### Objective
Every line of the material is to be quoted verbatim, minus the pictures.

(Figure data in JSON)
┌──

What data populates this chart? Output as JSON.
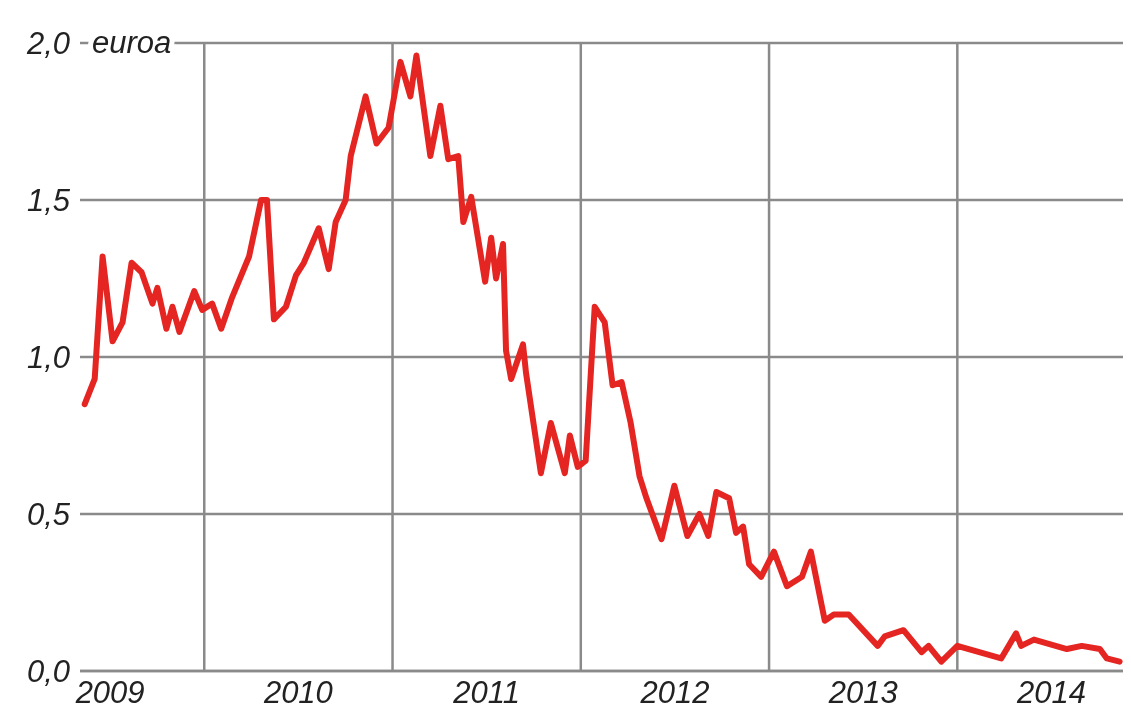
{
  "chart_data": {
    "type": "line",
    "ylabel": "euroa",
    "x": [
      2009.365,
      2009.418,
      2009.46,
      2009.513,
      2009.566,
      2009.614,
      2009.667,
      2009.725,
      2009.751,
      2009.799,
      2009.831,
      2009.868,
      2009.947,
      2009.989,
      2010.042,
      2010.09,
      2010.148,
      2010.238,
      2010.302,
      2010.333,
      2010.37,
      2010.434,
      2010.487,
      2010.529,
      2010.608,
      2010.661,
      2010.698,
      2010.751,
      2010.778,
      2010.857,
      2010.915,
      2010.979,
      2011.042,
      2011.095,
      2011.127,
      2011.201,
      2011.254,
      2011.296,
      2011.349,
      2011.376,
      2011.418,
      2011.492,
      2011.524,
      2011.55,
      2011.587,
      2011.603,
      2011.63,
      2011.693,
      2011.709,
      2011.788,
      2011.841,
      2011.915,
      2011.942,
      2011.984,
      2012.026,
      2012.074,
      2012.127,
      2012.169,
      2012.217,
      2012.265,
      2012.312,
      2012.349,
      2012.429,
      2012.497,
      2012.566,
      2012.63,
      2012.677,
      2012.72,
      2012.788,
      2012.825,
      2012.862,
      2012.894,
      2012.958,
      2013.026,
      2013.095,
      2013.175,
      2013.222,
      2013.296,
      2013.344,
      2013.423,
      2013.577,
      2013.614,
      2013.714,
      2013.81,
      2013.847,
      2013.915,
      2014.0,
      2014.233,
      2014.312,
      2014.339,
      2014.407,
      2014.582,
      2014.661,
      2014.757,
      2014.794,
      2014.862
    ],
    "series": [
      {
        "color": "#e52521",
        "values": [
          0.85,
          0.93,
          1.32,
          1.05,
          1.11,
          1.3,
          1.27,
          1.17,
          1.22,
          1.09,
          1.16,
          1.08,
          1.21,
          1.15,
          1.17,
          1.09,
          1.19,
          1.32,
          1.5,
          1.5,
          1.12,
          1.16,
          1.26,
          1.3,
          1.41,
          1.28,
          1.43,
          1.5,
          1.64,
          1.83,
          1.68,
          1.73,
          1.94,
          1.83,
          1.96,
          1.64,
          1.8,
          1.63,
          1.64,
          1.43,
          1.51,
          1.24,
          1.38,
          1.25,
          1.36,
          1.02,
          0.93,
          1.04,
          0.95,
          0.63,
          0.79,
          0.63,
          0.75,
          0.65,
          0.67,
          1.16,
          1.11,
          0.91,
          0.92,
          0.79,
          0.62,
          0.55,
          0.42,
          0.59,
          0.43,
          0.5,
          0.43,
          0.57,
          0.55,
          0.44,
          0.46,
          0.34,
          0.3,
          0.38,
          0.27,
          0.3,
          0.38,
          0.16,
          0.18,
          0.18,
          0.08,
          0.11,
          0.13,
          0.06,
          0.08,
          0.03,
          0.08,
          0.04,
          0.12,
          0.08,
          0.1,
          0.07,
          0.08,
          0.07,
          0.04,
          0.03
        ]
      }
    ],
    "xlim": [
      2009.34,
      2014.88
    ],
    "xticks": [
      {
        "value": 2009.5,
        "label": "2009"
      },
      {
        "value": 2010,
        "label": null
      },
      {
        "value": 2010.5,
        "label": "2010"
      },
      {
        "value": 2011,
        "label": null
      },
      {
        "value": 2011.5,
        "label": "2011"
      },
      {
        "value": 2012,
        "label": null
      },
      {
        "value": 2012.5,
        "label": "2012"
      },
      {
        "value": 2013,
        "label": null
      },
      {
        "value": 2013.5,
        "label": "2013"
      },
      {
        "value": 2014,
        "label": null
      },
      {
        "value": 2014.5,
        "label": "2014"
      }
    ],
    "ylim": [
      0,
      2
    ],
    "yticks": [
      {
        "value": 0,
        "label": "0,0"
      },
      {
        "value": 0.5,
        "label": "0,5"
      },
      {
        "value": 1,
        "label": "1,0"
      },
      {
        "value": 1.5,
        "label": "1,5"
      },
      {
        "value": 2,
        "label": "2,0"
      }
    ],
    "grid": true,
    "legend": false,
    "marker": "none",
    "line_style": "solid"
  }
}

└──

### Written answer
What data populates this chart? Output as JSON.
{
  "chart_data": {
    "type": "line",
    "ylabel": "euroa",
    "x": [
      2009.365,
      2009.418,
      2009.46,
      2009.513,
      2009.566,
      2009.614,
      2009.667,
      2009.725,
      2009.751,
      2009.799,
      2009.831,
      2009.868,
      2009.947,
      2009.989,
      2010.042,
      2010.09,
      2010.148,
      2010.238,
      2010.302,
      2010.333,
      2010.37,
      2010.434,
      2010.487,
      2010.529,
      2010.608,
      2010.661,
      2010.698,
      2010.751,
      2010.778,
      2010.857,
      2010.915,
      2010.979,
      2011.042,
      2011.095,
      2011.127,
      2011.201,
      2011.254,
      2011.296,
      2011.349,
      2011.376,
      2011.418,
      2011.492,
      2011.524,
      2011.55,
      2011.587,
      2011.603,
      2011.63,
      2011.693,
      2011.709,
      2011.788,
      2011.841,
      2011.915,
      2011.942,
      2011.984,
      2012.026,
      2012.074,
      2012.127,
      2012.169,
      2012.217,
      2012.265,
      2012.312,
      2012.349,
      2012.429,
      2012.497,
      2012.566,
      2012.63,
      2012.677,
      2012.72,
      2012.788,
      2012.825,
      2012.862,
      2012.894,
      2012.958,
      2013.026,
      2013.095,
      2013.175,
      2013.222,
      2013.296,
      2013.344,
      2013.423,
      2013.577,
      2013.614,
      2013.714,
      2013.81,
      2013.847,
      2013.915,
      2014.0,
      2014.233,
      2014.312,
      2014.339,
      2014.407,
      2014.582,
      2014.661,
      2014.757,
      2014.794,
      2014.862
    ],
    "series": [
      {
        "color": "#e52521",
        "values": [
          0.85,
          0.93,
          1.32,
          1.05,
          1.11,
          1.3,
          1.27,
          1.17,
          1.22,
          1.09,
          1.16,
          1.08,
          1.21,
          1.15,
          1.17,
          1.09,
          1.19,
          1.32,
          1.5,
          1.5,
          1.12,
          1.16,
          1.26,
          1.3,
          1.41,
          1.28,
          1.43,
          1.5,
          1.64,
          1.83,
          1.68,
          1.73,
          1.94,
          1.83,
          1.96,
          1.64,
          1.8,
          1.63,
          1.64,
          1.43,
          1.51,
          1.24,
          1.38,
          1.25,
          1.36,
          1.02,
          0.93,
          1.04,
          0.95,
          0.63,
          0.79,
          0.63,
          0.75,
          0.65,
          0.67,
          1.16,
          1.11,
          0.91,
          0.92,
          0.79,
          0.62,
          0.55,
          0.42,
          0.59,
          0.43,
          0.5,
          0.43,
          0.57,
          0.55,
          0.44,
          0.46,
          0.34,
          0.3,
          0.38,
          0.27,
          0.3,
          0.38,
          0.16,
          0.18,
          0.18,
          0.08,
          0.11,
          0.13,
          0.06,
          0.08,
          0.03,
          0.08,
          0.04,
          0.12,
          0.08,
          0.1,
          0.07,
          0.08,
          0.07,
          0.04,
          0.03
        ]
      }
    ],
    "xlim": [
      2009.34,
      2014.88
    ],
    "xticks": [
      {
        "value": 2009.5,
        "label": "2009"
      },
      {
        "value": 2010,
        "label": null
      },
      {
        "value": 2010.5,
        "label": "2010"
      },
      {
        "value": 2011,
        "label": null
      },
      {
        "value": 2011.5,
        "label": "2011"
      },
      {
        "value": 2012,
        "label": null
      },
      {
        "value": 2012.5,
        "label": "2012"
      },
      {
        "value": 2013,
        "label": null
      },
      {
        "value": 2013.5,
        "label": "2013"
      },
      {
        "value": 2014,
        "label": null
      },
      {
        "value": 2014.5,
        "label": "2014"
      }
    ],
    "ylim": [
      0,
      2
    ],
    "yticks": [
      {
        "value": 0,
        "label": "0,0"
      },
      {
        "value": 0.5,
        "label": "0,5"
      },
      {
        "value": 1,
        "label": "1,0"
      },
      {
        "value": 1.5,
        "label": "1,5"
      },
      {
        "value": 2,
        "label": "2,0"
      }
    ],
    "grid": true,
    "legend": false,
    "marker": "none",
    "line_style": "solid"
  }
}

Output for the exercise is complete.